AIM ->
Copy out the listing that follows, exactly, without its pictures.

DATA FOR THIS TASK ->
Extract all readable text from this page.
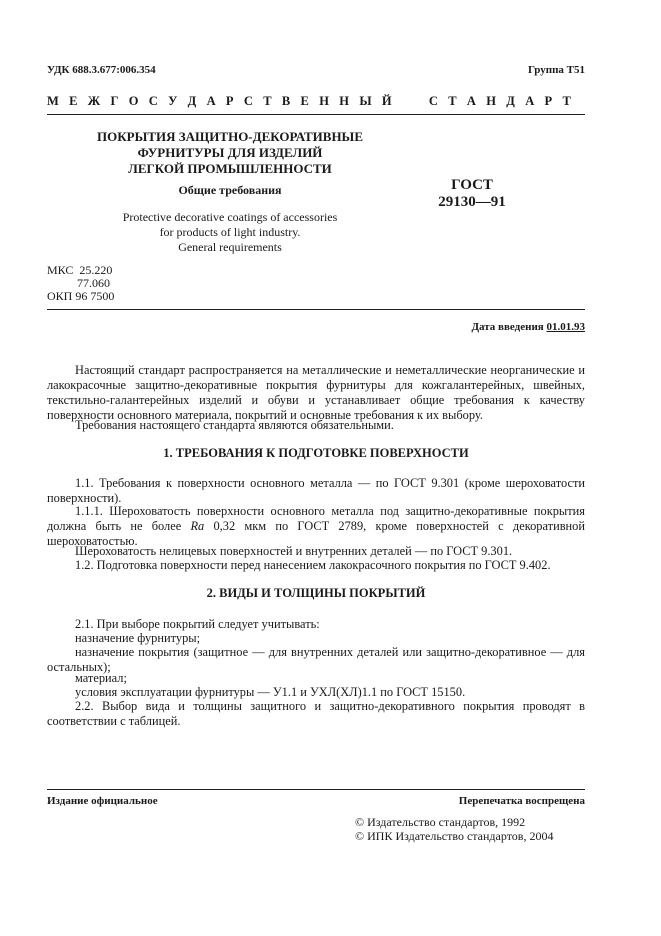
УДК 688.3.677:006.354	Группа Т51
М Е Ж Г О С У Д А Р С Т В Е Н Н Ы Й     С Т А Н Д А Р Т
ПОКРЫТИЯ ЗАЩИТНО-ДЕКОРАТИВНЫЕ
ФУРНИТУРЫ ДЛЯ ИЗДЕЛИЙ
ЛЕГКОЙ ПРОМЫШЛЕННОСТИ
Общие требования
Protective decorative coatings of accessories
for products of light industry.
General requirements
ГОСТ
29130—91
МКС 25.220
77.060
ОКП 96 7500
Дата введения 01.01.93
Настоящий стандарт распространяется на металлические и неметаллические неорганические и лакокрасочные защитно-декоративные покрытия фурнитуры для кожгалантерейных, швейных, текстильно-галантерейных изделий и обуви и устанавливает общие требования к качеству поверхности основного материала, покрытий и основные требования к их выбору.
Требования настоящего стандарта являются обязательными.
1. ТРЕБОВАНИЯ К ПОДГОТОВКЕ ПОВЕРХНОСТИ
1.1. Требования к поверхности основного металла — по ГОСТ 9.301 (кроме шероховатости поверхности).
1.1.1. Шероховатость поверхности основного металла под защитно-декоративные покрытия должна быть не более Ra 0,32 мкм по ГОСТ 2789, кроме поверхностей с декоративной шероховатостью.
Шероховатость нелицевых поверхностей и внутренних деталей — по ГОСТ 9.301.
1.2. Подготовка поверхности перед нанесением лакокрасочного покрытия по ГОСТ 9.402.
2. ВИДЫ И ТОЛЩИНЫ ПОКРЫТИЙ
2.1. При выборе покрытий следует учитывать:
назначение фурнитуры;
назначение покрытия (защитное — для внутренних деталей или защитно-декоративное — для остальных);
материал;
условия эксплуатации фурнитуры — У1.1 и УХЛ(ХЛ)1.1 по ГОСТ 15150.
2.2. Выбор вида и толщины защитного и защитно-декоративного покрытия проводят в соответствии с таблицей.
Издание официальное	Перепечатка воспрещена
© Издательство стандартов, 1992
© ИПК Издательство стандартов, 2004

REPLY TO THE EXERCISE ->
Extract all readable text from this page.
УДК 688.3.677:006.354	Группа Т51
М Е Ж Г О С У Д А Р С Т В Е Н Н Ы Й     С Т А Н Д А Р Т
ПОКРЫТИЯ ЗАЩИТНО-ДЕКОРАТИВНЫЕ
ФУРНИТУРЫ ДЛЯ ИЗДЕЛИЙ
ЛЕГКОЙ ПРОМЫШЛЕННОСТИ
Общие требования
Protective decorative coatings of accessories
for products of light industry.
General requirements
ГОСТ
29130—91
МКС 25.220
77.060
ОКП 96 7500
Дата введения 01.01.93
Настоящий стандарт распространяется на металлические и неметаллические неорганические и лакокрасочные защитно-декоративные покрытия фурнитуры для кожгалантерейных, швейных, текстильно-галантерейных изделий и обуви и устанавливает общие требования к качеству поверхности основного материала, покрытий и основные требования к их выбору.
Требования настоящего стандарта являются обязательными.
1. ТРЕБОВАНИЯ К ПОДГОТОВКЕ ПОВЕРХНОСТИ
1.1. Требования к поверхности основного металла — по ГОСТ 9.301 (кроме шероховатости поверхности).
1.1.1. Шероховатость поверхности основного металла под защитно-декоративные покрытия должна быть не более Ra 0,32 мкм по ГОСТ 2789, кроме поверхностей с декоративной шероховатостью.
Шероховатость нелицевых поверхностей и внутренних деталей — по ГОСТ 9.301.
1.2. Подготовка поверхности перед нанесением лакокрасочного покрытия по ГОСТ 9.402.
2. ВИДЫ И ТОЛЩИНЫ ПОКРЫТИЙ
2.1. При выборе покрытий следует учитывать:
назначение фурнитуры;
назначение покрытия (защитное — для внутренних деталей или защитно-декоративное — для остальных);
материал;
условия эксплуатации фурнитуры — У1.1 и УХЛ(ХЛ)1.1 по ГОСТ 15150.
2.2. Выбор вида и толщины защитного и защитно-декоративного покрытия проводят в соответствии с таблицей.
Издание официальное	Перепечатка воспрещена
© Издательство стандартов, 1992
© ИПК Издательство стандартов, 2004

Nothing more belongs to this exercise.